Data records:
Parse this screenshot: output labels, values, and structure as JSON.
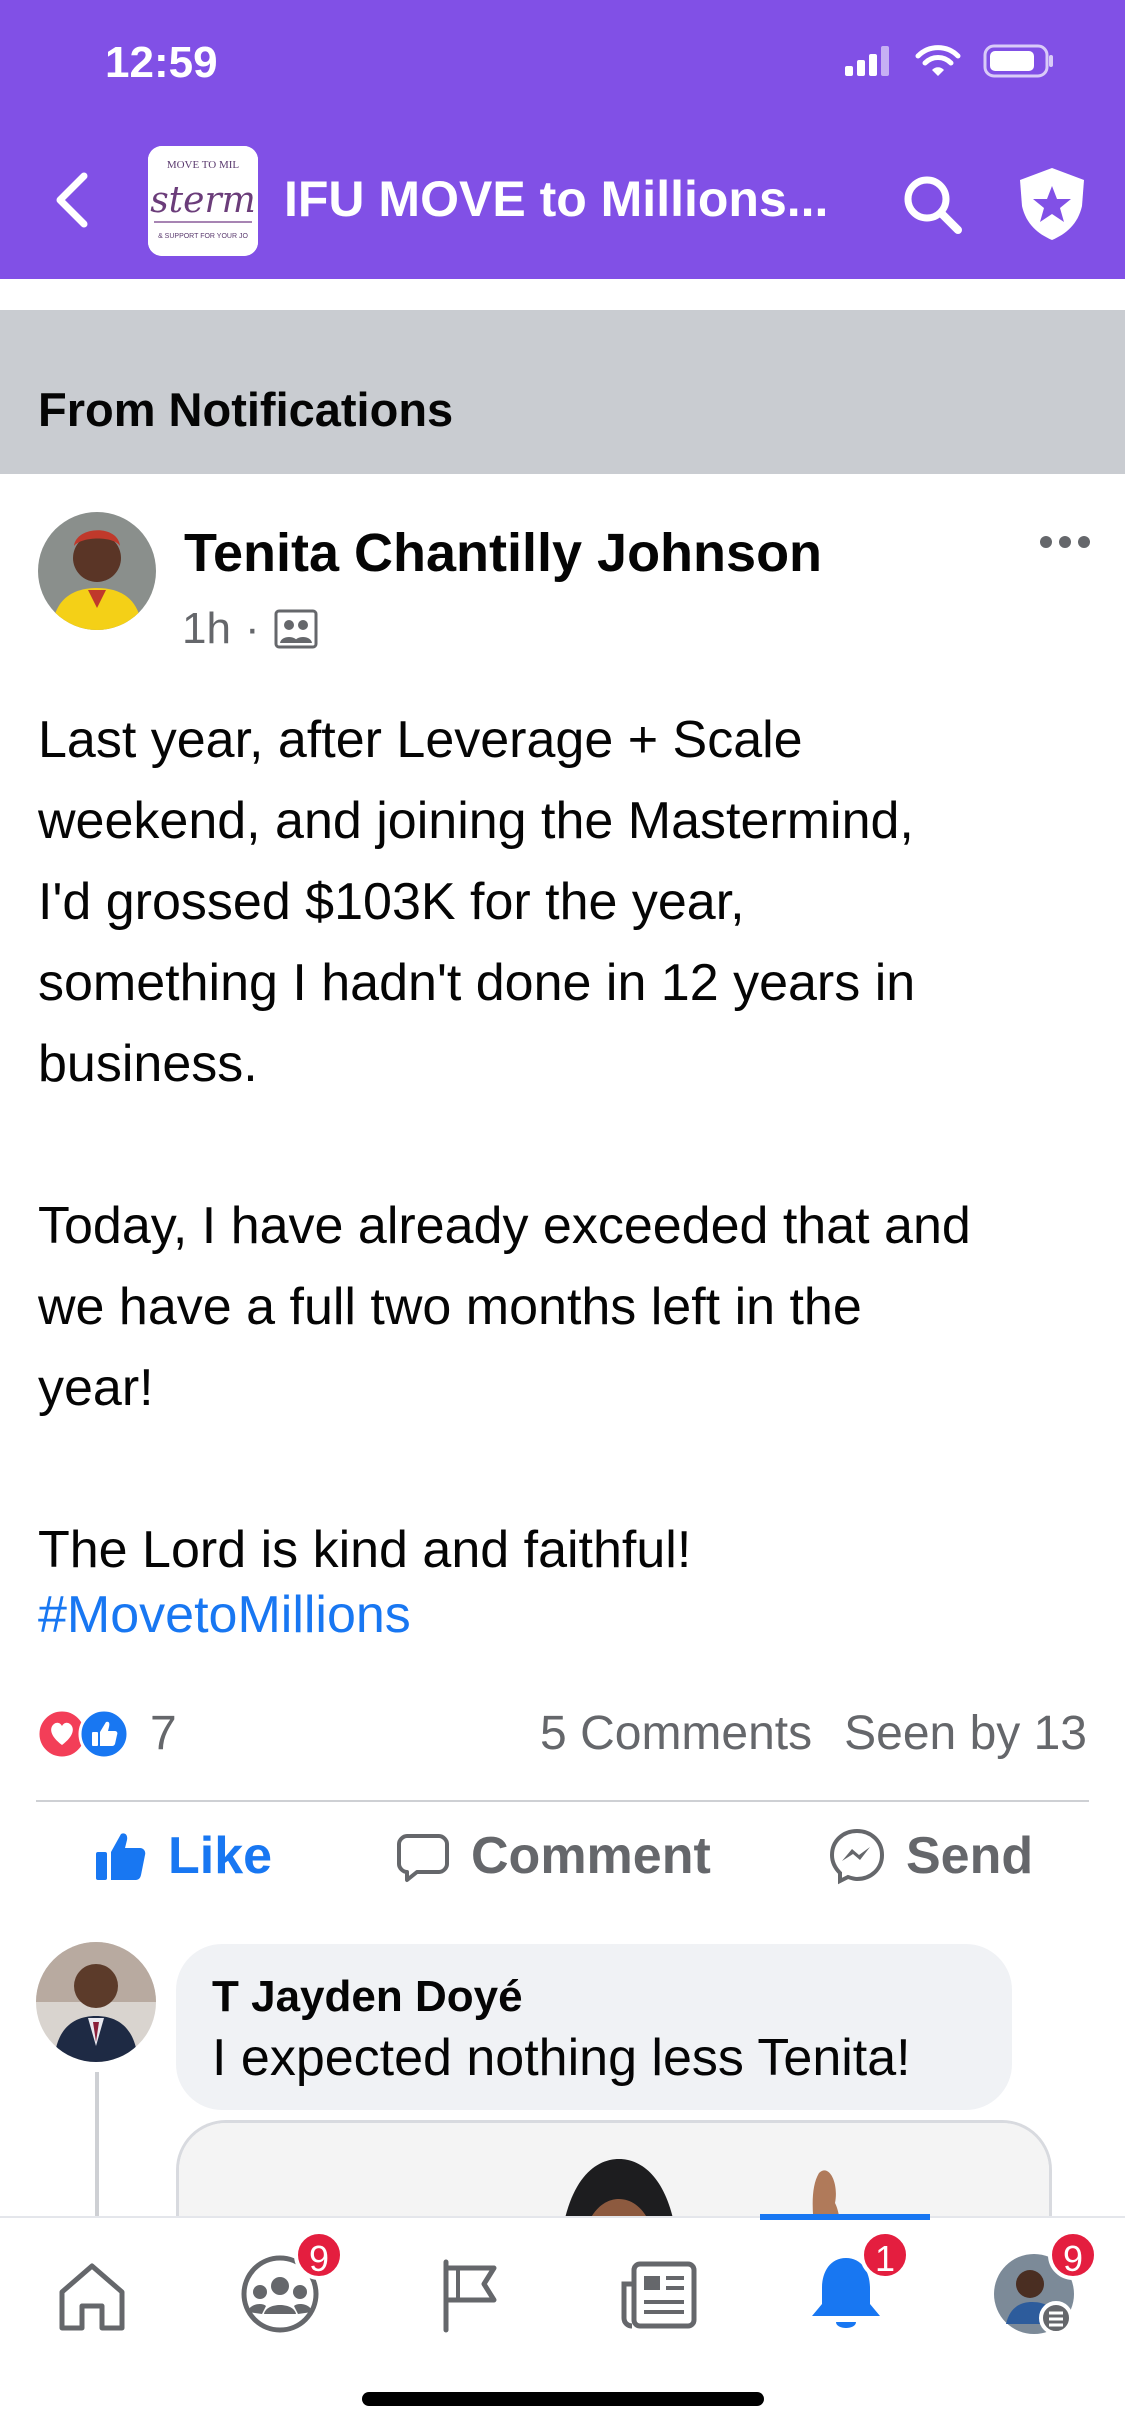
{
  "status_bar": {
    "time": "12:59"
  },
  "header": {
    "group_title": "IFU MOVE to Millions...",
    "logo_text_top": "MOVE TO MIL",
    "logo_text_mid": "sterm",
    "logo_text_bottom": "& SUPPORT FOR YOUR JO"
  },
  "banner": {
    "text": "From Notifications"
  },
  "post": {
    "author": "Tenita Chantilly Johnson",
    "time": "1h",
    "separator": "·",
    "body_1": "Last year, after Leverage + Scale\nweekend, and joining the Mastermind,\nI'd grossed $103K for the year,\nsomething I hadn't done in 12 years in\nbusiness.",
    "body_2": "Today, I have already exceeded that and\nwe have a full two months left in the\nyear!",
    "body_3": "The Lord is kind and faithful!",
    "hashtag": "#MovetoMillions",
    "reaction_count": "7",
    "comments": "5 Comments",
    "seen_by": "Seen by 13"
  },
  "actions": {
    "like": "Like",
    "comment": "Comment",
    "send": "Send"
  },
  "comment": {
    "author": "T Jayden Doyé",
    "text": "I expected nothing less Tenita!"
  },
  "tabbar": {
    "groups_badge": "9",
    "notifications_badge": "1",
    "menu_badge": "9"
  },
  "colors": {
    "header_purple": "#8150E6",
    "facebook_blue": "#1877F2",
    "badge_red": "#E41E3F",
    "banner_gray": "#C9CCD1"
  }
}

...

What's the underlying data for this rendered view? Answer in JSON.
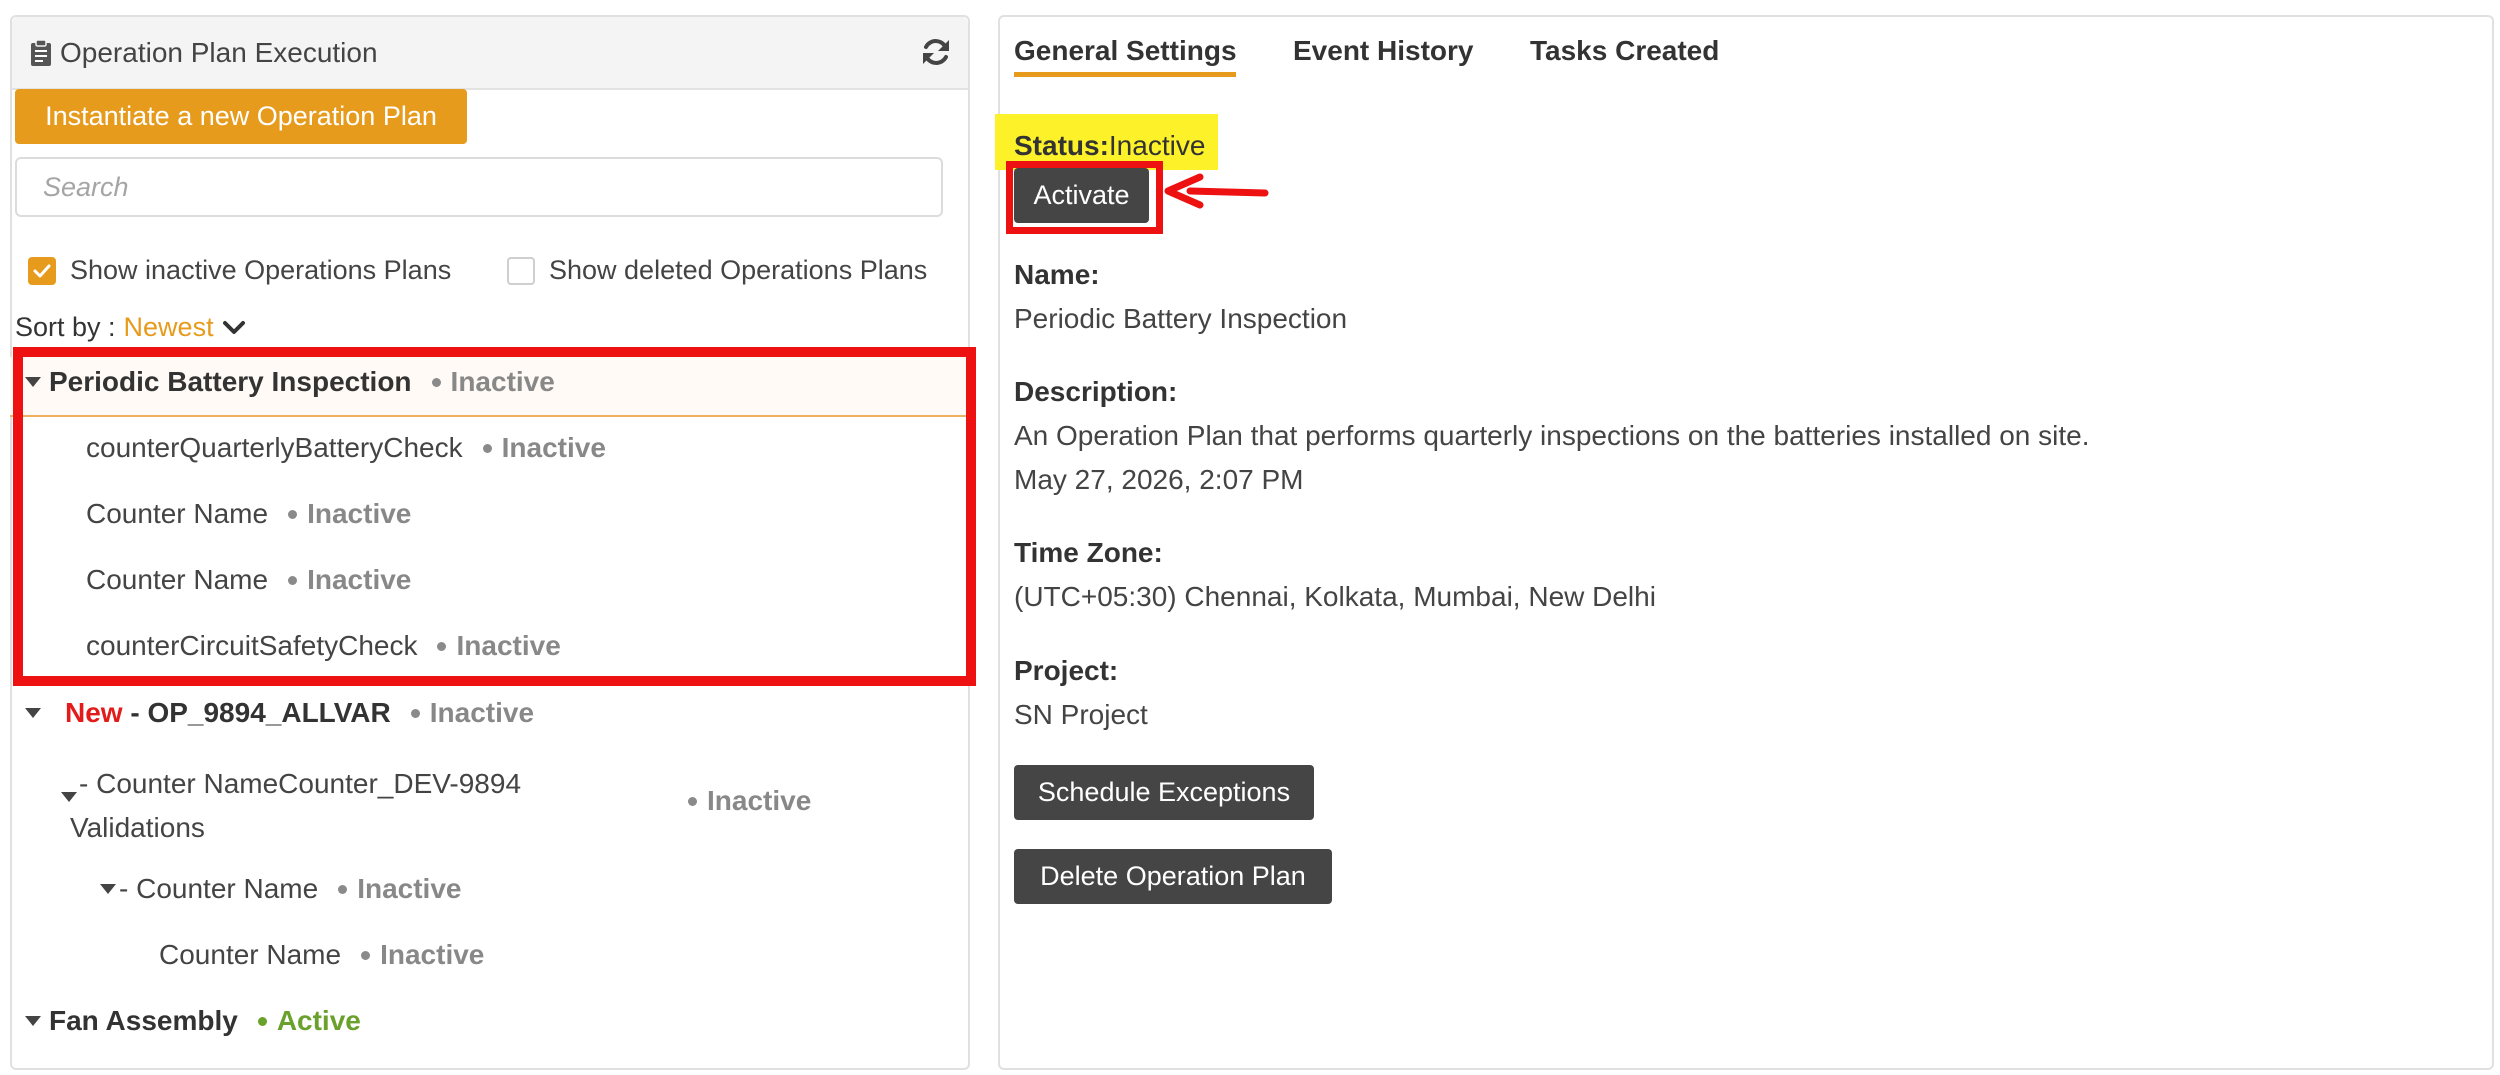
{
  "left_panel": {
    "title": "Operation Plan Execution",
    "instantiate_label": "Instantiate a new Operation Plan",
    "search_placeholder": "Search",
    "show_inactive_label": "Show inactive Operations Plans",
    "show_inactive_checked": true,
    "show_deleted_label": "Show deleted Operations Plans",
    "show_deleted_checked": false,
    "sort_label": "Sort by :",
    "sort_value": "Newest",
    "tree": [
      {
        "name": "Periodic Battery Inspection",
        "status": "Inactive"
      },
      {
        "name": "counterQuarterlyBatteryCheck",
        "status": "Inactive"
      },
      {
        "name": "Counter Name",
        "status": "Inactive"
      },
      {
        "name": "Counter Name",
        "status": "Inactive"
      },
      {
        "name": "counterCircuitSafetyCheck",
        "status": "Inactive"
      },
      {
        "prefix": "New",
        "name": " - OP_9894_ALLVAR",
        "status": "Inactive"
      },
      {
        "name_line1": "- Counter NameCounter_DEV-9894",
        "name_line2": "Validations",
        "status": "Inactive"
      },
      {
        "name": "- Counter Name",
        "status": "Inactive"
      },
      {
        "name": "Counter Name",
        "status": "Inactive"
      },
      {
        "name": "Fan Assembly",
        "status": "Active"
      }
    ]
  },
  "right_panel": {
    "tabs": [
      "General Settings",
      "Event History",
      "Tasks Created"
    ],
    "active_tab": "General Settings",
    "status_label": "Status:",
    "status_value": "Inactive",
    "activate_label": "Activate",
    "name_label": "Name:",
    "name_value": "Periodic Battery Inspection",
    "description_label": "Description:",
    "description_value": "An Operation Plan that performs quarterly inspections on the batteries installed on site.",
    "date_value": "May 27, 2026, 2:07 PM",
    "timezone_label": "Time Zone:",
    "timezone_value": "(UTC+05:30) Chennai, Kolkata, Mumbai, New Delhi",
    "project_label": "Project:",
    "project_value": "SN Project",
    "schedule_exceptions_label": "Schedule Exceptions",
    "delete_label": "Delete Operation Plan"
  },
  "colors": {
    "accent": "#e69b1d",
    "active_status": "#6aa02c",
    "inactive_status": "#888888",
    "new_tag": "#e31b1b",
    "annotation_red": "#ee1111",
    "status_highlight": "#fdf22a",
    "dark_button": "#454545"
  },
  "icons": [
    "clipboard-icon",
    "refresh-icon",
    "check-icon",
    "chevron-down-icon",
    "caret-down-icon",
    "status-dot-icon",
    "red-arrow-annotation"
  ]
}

[YOUR GOAL]
Copy every line that contains the string "Project".

[TASK RESPONSE]
    "project_label": "Project:",
    "project_value": "SN Project",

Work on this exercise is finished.